TASK TO CARRY OUT: Find the lines with "Wilkins" in them and copy them out.

Records about charts and figures:

--- BEGIN ---

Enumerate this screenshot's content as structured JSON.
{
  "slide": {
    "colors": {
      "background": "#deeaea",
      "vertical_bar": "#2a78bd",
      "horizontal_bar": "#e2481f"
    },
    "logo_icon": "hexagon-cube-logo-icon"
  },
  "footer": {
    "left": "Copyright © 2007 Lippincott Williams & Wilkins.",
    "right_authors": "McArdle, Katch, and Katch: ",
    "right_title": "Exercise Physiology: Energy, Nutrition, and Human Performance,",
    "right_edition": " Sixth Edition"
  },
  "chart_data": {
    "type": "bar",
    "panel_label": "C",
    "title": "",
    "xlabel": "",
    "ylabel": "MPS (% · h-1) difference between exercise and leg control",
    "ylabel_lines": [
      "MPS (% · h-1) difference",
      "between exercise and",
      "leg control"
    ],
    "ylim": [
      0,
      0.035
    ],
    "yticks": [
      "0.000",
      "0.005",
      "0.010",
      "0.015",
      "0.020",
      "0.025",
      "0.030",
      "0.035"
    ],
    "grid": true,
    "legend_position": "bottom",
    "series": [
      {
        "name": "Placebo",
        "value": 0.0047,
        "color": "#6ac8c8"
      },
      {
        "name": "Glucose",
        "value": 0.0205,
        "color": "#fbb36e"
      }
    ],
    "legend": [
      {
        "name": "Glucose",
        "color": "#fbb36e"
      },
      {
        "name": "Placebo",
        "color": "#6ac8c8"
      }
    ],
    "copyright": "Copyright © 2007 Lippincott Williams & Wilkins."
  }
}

--- END ---

SOLUTION TO THIS PROBLEM:
    "left": "Copyright © 2007 Lippincott Williams & Wilkins.",
    "copyright": "Copyright © 2007 Lippincott Williams & Wilkins."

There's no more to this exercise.